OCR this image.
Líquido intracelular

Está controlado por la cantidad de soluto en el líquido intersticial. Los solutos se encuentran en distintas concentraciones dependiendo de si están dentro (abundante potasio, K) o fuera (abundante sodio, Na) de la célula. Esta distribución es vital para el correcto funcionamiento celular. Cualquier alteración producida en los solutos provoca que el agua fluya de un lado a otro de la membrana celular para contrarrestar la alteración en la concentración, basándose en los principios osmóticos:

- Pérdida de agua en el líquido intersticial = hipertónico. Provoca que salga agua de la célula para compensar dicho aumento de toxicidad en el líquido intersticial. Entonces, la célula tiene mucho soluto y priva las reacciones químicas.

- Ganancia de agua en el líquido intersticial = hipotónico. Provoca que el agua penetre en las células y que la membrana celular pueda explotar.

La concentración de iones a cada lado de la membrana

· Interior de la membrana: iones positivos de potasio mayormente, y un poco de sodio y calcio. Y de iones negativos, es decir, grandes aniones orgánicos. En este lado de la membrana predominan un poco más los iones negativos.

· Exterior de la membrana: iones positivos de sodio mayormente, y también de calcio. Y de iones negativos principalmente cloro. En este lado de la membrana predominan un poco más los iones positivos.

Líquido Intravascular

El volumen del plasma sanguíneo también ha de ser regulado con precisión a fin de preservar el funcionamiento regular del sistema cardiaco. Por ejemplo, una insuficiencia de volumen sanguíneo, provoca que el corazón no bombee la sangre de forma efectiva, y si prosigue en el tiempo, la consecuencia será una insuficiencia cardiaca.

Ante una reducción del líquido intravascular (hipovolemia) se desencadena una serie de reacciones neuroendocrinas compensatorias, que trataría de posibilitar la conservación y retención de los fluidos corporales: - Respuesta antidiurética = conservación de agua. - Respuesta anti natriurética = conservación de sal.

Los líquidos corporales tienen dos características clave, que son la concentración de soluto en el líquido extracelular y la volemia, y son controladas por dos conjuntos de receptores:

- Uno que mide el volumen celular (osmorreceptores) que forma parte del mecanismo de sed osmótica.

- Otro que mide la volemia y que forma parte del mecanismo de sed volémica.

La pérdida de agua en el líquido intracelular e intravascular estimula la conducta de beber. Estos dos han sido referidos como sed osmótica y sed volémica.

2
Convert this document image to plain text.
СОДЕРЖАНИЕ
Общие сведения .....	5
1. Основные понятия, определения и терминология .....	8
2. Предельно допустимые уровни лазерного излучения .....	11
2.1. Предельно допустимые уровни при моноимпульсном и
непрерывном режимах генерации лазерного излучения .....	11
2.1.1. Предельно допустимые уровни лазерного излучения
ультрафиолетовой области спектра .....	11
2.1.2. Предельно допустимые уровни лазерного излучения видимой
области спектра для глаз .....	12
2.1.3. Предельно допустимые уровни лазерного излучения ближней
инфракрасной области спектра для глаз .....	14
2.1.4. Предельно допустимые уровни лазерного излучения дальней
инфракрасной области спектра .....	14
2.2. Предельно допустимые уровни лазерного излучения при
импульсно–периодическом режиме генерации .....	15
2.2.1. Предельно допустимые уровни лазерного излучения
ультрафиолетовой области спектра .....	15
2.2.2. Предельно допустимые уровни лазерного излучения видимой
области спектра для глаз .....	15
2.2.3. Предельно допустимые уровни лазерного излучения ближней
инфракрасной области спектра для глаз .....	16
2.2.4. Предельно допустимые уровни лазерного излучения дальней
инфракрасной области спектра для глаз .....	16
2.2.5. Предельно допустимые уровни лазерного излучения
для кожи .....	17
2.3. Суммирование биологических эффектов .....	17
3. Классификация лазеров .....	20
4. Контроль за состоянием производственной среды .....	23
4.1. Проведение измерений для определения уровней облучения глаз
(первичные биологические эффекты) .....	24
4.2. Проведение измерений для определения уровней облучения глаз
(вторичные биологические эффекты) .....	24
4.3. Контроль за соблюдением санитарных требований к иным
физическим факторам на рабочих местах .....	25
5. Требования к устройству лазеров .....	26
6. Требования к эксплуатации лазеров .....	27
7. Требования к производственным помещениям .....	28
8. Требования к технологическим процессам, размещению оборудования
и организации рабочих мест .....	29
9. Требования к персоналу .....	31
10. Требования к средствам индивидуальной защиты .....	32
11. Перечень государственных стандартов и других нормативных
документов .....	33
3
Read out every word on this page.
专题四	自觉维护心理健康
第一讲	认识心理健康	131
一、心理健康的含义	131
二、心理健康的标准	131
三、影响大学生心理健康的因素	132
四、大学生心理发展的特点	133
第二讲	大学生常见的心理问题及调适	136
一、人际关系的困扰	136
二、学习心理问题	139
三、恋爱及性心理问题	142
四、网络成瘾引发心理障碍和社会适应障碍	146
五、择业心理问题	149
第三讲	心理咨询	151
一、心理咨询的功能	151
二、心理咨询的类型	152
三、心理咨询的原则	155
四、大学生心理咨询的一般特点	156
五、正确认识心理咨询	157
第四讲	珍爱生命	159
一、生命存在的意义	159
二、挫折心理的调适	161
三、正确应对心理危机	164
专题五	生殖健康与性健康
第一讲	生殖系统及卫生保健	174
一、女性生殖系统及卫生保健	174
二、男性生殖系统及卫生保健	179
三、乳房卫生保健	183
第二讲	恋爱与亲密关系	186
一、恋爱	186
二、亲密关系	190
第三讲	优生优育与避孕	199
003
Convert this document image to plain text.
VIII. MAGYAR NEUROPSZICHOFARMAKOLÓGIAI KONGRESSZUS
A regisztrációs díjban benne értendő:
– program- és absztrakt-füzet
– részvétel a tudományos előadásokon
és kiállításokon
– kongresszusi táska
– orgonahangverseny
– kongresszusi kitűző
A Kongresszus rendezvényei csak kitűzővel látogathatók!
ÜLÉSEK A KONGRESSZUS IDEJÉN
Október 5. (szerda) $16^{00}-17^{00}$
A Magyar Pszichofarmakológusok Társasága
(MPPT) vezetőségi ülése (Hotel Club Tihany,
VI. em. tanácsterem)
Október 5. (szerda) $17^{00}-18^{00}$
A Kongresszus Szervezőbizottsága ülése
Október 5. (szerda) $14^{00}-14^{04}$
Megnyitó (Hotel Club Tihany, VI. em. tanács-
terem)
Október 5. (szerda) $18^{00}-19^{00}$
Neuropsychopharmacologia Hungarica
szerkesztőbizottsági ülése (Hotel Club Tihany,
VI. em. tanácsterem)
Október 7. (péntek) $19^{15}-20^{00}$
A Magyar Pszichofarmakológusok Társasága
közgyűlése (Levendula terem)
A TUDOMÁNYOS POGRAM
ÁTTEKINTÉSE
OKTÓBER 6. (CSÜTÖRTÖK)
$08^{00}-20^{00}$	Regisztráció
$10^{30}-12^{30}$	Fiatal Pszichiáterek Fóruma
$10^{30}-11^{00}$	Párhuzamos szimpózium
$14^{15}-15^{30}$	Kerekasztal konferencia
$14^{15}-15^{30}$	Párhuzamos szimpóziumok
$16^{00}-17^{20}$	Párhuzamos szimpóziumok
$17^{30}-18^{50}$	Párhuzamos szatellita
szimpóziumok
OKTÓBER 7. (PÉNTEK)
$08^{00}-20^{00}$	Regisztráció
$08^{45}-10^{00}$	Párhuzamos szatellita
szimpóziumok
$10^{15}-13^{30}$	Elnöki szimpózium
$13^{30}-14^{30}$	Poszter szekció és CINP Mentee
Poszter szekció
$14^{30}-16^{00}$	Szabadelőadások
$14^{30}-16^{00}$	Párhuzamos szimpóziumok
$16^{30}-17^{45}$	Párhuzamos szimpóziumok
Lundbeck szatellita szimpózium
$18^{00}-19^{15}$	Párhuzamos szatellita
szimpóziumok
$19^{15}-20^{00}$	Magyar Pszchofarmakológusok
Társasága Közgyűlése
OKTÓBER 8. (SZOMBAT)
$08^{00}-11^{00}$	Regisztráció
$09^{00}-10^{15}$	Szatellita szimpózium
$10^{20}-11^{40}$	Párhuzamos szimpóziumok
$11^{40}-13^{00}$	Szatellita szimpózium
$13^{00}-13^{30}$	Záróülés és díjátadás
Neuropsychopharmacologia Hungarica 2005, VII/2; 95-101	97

- - - -

* Task brief
Take every line above carrying "intracelular" and return it.

* Completed exercise
Líquido intracelular
La pérdida de agua en el líquido intracelular e intravascular estimula la conducta de beber. Estos dos han sido referidos como sed osmótica y sed volémica.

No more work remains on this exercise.